Supplied records start
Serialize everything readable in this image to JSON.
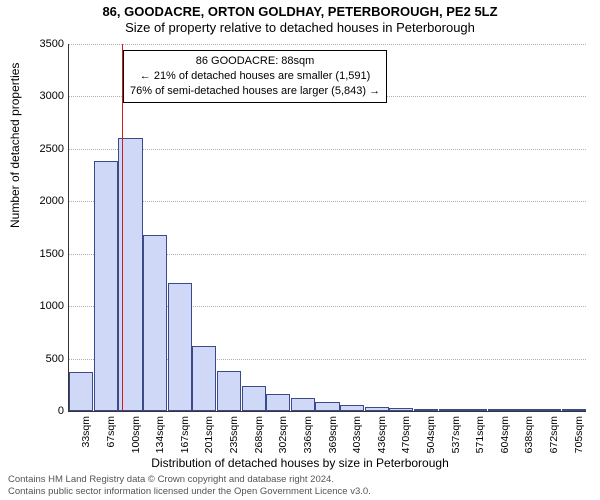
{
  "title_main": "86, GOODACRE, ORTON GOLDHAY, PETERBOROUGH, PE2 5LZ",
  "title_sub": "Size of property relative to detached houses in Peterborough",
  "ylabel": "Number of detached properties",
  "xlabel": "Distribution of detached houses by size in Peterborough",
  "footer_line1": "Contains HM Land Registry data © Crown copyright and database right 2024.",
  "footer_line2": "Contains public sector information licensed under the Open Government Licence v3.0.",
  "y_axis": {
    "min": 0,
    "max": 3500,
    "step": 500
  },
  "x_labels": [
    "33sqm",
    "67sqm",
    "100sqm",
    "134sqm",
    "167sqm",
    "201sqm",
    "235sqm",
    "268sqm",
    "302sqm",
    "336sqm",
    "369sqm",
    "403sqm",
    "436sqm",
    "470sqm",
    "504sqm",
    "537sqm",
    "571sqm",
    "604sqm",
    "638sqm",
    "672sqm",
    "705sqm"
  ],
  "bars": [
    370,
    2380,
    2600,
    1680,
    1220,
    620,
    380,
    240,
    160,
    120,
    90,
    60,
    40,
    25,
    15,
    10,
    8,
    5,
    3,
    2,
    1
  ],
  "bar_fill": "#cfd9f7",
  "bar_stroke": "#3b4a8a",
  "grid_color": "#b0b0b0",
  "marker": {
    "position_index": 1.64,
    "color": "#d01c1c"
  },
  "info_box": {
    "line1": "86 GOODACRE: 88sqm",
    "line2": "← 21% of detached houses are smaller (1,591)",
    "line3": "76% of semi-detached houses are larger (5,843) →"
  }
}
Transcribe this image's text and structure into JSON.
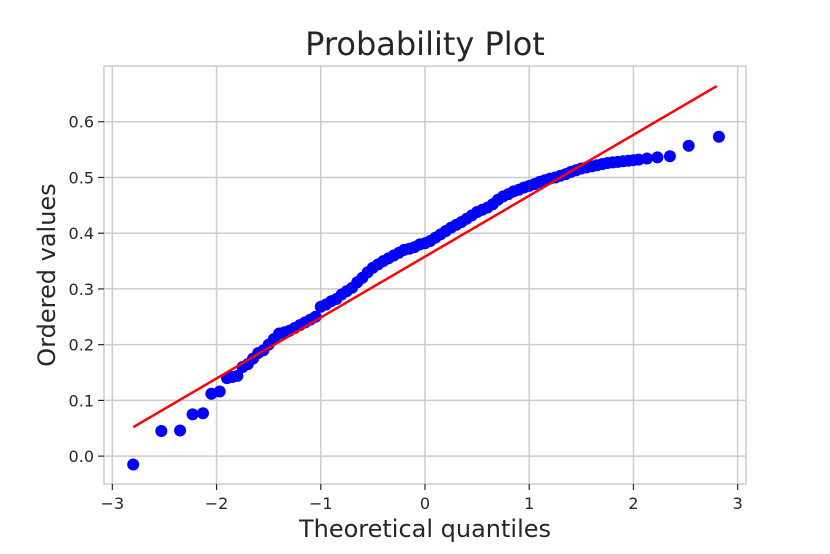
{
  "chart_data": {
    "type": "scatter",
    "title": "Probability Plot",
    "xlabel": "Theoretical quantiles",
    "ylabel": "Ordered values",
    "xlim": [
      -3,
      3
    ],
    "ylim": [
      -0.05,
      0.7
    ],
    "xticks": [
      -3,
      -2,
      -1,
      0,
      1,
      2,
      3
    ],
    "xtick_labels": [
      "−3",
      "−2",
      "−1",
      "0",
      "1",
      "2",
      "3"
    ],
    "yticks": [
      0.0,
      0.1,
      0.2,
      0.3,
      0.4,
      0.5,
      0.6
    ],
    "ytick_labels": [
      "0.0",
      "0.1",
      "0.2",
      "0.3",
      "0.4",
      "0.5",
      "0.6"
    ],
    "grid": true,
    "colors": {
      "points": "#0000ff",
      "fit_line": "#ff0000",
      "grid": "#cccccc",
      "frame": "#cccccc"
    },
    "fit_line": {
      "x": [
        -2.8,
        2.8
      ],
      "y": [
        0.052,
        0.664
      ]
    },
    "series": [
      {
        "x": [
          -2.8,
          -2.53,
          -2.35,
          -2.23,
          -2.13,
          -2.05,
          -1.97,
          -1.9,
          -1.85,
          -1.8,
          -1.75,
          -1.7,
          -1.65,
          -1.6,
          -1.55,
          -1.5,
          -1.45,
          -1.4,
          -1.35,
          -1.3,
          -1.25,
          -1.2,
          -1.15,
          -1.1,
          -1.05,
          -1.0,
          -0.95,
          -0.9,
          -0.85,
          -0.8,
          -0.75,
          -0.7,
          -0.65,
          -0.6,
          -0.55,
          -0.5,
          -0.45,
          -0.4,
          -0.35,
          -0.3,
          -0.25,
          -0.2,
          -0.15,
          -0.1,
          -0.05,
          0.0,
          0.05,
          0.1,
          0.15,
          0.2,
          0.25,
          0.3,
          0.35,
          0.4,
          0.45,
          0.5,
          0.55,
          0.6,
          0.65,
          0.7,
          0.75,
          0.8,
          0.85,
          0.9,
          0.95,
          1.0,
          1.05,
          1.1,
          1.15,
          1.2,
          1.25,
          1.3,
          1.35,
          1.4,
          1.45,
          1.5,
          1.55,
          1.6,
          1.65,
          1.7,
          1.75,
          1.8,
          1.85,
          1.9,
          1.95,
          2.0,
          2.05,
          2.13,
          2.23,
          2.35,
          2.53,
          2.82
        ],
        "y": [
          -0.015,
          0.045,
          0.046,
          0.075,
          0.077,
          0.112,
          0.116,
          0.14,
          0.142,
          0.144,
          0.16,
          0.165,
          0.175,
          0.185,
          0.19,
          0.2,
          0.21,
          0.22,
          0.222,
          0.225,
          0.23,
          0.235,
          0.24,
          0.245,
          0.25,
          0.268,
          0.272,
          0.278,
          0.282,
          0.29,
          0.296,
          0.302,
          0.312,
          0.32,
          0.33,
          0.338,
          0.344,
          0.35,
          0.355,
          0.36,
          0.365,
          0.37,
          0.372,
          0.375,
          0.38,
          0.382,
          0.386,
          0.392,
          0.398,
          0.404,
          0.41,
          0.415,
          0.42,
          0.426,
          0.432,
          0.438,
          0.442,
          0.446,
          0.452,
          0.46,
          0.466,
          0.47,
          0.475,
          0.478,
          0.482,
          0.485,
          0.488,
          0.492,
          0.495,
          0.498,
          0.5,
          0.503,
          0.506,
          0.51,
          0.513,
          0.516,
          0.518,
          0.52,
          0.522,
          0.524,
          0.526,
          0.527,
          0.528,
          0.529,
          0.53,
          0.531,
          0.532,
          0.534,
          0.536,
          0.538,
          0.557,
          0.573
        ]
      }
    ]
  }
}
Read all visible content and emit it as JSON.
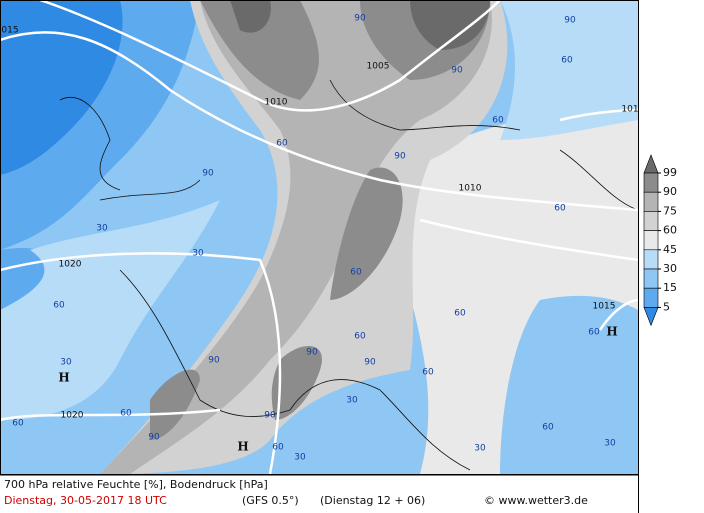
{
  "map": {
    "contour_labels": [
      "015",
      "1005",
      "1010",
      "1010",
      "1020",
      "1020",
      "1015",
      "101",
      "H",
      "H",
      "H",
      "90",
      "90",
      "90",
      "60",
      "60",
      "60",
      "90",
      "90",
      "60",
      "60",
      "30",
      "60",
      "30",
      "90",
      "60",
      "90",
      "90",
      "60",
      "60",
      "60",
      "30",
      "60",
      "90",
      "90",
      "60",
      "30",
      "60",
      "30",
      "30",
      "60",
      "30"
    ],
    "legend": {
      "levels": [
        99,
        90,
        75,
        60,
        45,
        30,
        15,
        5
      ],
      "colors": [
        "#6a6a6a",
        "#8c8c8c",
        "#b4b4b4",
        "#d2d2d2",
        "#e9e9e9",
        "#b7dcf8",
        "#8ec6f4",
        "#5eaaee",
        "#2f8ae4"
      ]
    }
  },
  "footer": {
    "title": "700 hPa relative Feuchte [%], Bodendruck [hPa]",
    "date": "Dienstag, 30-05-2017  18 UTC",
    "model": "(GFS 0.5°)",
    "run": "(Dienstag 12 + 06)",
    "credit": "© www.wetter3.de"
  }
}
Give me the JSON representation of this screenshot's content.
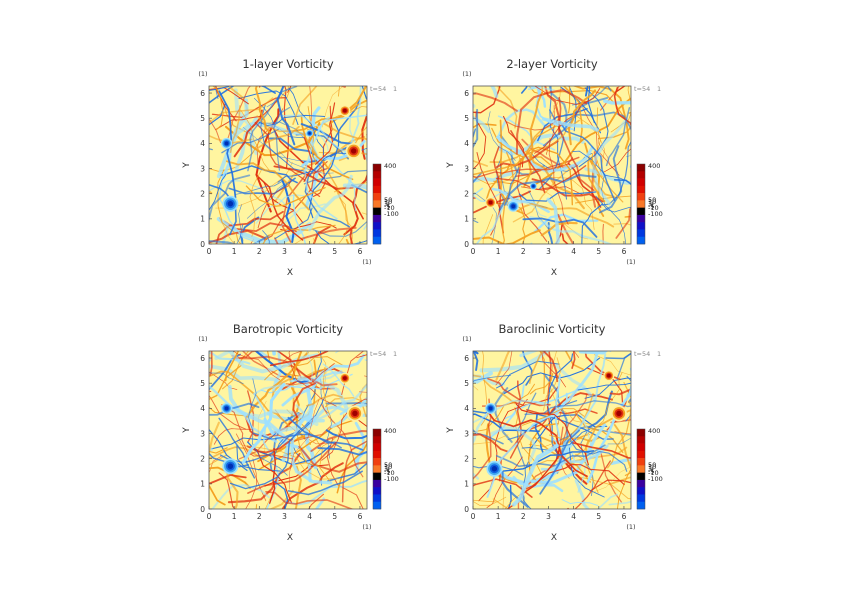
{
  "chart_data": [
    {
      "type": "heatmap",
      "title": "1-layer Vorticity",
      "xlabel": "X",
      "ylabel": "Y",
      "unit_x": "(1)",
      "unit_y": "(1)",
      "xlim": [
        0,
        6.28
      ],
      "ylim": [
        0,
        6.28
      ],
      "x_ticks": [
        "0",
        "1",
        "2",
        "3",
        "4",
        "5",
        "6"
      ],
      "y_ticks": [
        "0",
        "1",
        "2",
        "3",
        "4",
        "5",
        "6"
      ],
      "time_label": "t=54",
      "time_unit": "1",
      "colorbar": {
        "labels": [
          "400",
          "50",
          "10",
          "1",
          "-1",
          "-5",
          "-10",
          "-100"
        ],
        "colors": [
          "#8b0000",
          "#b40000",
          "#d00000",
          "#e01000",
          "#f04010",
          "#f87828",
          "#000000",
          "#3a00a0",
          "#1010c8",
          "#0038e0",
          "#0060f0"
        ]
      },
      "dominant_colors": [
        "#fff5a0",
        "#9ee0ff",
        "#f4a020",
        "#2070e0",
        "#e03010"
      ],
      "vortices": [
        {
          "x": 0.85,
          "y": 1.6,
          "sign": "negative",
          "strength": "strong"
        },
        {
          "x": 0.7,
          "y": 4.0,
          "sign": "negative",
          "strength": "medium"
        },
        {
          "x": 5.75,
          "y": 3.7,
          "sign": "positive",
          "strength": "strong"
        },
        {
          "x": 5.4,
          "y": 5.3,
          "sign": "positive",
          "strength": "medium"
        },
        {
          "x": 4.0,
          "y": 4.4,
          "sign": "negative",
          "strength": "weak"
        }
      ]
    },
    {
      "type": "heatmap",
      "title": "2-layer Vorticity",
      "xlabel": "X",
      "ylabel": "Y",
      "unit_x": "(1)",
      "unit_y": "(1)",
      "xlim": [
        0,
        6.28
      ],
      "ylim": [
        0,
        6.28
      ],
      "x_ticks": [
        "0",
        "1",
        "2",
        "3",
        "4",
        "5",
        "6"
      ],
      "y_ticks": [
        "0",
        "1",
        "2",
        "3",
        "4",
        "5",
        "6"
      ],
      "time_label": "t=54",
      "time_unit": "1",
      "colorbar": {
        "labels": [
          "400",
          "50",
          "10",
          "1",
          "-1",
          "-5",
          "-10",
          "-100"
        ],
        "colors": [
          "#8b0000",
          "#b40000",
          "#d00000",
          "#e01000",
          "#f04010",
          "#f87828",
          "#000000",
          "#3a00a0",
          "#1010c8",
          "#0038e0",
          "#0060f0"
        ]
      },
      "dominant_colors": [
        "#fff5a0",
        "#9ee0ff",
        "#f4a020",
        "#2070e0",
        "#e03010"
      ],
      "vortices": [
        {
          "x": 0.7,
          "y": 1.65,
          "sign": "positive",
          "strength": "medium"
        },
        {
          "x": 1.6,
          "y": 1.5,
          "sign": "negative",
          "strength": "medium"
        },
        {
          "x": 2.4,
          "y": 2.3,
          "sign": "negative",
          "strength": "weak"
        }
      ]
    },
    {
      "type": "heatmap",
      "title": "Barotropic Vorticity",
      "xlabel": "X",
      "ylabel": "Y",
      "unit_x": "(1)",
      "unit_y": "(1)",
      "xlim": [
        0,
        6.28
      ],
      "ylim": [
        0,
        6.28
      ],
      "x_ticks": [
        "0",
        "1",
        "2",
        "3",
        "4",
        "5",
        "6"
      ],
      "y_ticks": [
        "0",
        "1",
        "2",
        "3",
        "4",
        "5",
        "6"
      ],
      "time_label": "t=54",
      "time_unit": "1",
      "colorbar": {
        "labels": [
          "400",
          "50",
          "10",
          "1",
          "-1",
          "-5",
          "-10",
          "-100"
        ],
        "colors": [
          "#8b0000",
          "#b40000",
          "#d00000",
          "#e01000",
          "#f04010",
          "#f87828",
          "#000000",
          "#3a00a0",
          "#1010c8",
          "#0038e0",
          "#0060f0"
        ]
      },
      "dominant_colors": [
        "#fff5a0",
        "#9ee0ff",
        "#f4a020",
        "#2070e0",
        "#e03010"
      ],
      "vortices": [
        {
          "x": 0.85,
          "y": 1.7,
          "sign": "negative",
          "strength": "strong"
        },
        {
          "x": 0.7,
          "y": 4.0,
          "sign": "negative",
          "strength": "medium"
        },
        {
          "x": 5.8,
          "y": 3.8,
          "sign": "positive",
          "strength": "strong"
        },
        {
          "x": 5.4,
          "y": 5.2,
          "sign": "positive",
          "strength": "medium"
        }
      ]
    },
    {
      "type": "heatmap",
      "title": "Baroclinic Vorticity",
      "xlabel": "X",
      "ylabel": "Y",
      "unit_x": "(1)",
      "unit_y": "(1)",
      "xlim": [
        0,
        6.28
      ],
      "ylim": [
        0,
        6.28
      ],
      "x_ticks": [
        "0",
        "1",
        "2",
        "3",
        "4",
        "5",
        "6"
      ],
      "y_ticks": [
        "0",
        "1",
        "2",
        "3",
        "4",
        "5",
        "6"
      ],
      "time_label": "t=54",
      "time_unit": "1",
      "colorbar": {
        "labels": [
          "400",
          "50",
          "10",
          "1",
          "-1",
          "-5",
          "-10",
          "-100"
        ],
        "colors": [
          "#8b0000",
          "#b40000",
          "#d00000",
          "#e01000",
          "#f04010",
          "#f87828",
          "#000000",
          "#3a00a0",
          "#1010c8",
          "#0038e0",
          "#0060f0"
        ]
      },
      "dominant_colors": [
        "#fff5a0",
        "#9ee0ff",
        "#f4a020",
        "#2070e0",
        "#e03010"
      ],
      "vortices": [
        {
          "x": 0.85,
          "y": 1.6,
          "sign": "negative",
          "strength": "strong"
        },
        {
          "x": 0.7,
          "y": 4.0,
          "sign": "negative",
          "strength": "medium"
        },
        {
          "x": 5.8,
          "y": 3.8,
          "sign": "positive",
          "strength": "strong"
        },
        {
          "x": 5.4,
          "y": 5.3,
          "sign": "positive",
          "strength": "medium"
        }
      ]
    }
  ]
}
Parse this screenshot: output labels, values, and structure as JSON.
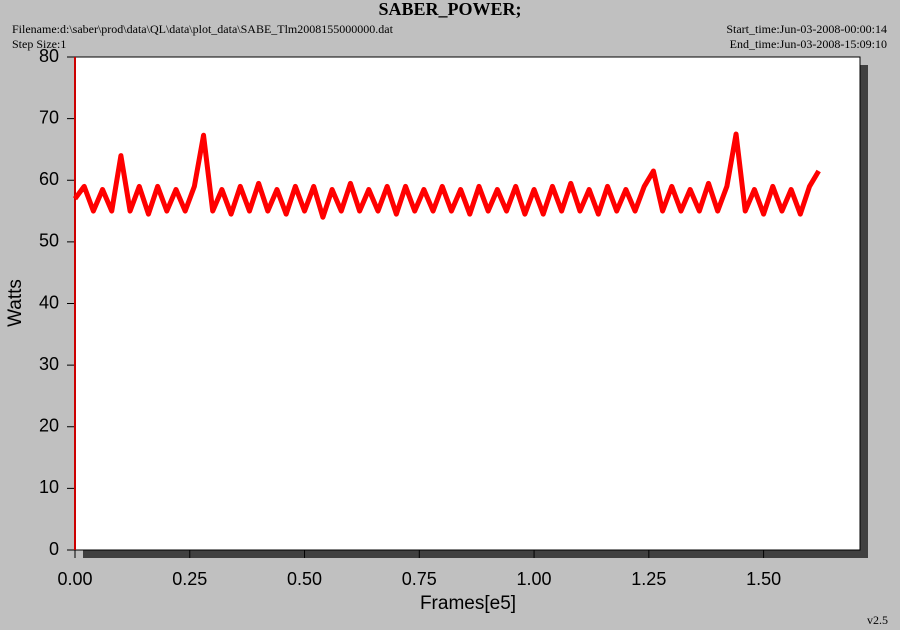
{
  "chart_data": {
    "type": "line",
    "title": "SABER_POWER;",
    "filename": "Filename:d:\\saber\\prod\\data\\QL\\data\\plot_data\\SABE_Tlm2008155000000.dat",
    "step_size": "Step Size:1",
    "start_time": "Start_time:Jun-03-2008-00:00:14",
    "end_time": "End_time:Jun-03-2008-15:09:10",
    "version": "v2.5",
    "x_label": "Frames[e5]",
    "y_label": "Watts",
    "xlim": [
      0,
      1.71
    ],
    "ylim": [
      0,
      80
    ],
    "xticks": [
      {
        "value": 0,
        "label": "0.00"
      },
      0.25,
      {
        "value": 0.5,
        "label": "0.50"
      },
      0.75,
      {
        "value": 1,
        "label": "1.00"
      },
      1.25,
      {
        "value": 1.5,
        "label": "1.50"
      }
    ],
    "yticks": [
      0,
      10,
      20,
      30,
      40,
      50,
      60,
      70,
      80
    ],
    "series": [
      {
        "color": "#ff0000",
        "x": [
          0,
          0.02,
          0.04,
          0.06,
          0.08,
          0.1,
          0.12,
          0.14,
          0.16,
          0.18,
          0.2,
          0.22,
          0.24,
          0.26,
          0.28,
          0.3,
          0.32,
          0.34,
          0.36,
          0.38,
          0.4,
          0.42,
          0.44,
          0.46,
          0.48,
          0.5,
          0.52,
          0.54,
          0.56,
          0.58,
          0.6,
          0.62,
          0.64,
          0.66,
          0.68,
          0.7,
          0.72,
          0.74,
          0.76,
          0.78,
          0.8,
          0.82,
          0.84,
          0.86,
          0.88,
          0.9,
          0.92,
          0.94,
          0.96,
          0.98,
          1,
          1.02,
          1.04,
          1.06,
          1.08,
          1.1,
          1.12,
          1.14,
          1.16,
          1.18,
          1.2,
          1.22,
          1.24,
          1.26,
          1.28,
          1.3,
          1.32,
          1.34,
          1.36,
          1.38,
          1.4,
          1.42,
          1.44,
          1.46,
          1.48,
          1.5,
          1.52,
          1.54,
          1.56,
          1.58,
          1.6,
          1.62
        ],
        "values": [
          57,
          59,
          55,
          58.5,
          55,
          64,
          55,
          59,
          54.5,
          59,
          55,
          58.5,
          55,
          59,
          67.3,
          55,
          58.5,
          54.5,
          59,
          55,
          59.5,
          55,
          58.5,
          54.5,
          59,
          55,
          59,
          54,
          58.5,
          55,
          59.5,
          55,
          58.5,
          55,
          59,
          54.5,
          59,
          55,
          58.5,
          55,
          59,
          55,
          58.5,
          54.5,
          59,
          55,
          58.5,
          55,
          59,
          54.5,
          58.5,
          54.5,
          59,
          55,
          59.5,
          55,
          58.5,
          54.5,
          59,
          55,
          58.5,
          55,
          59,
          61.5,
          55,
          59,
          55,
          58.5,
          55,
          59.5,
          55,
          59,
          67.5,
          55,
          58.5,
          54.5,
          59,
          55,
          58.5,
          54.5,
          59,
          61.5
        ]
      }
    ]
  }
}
Supplied records end
Exercise prompt » Provide the number of lines in the entries that include "Contains", and no other text.

Written solution » 2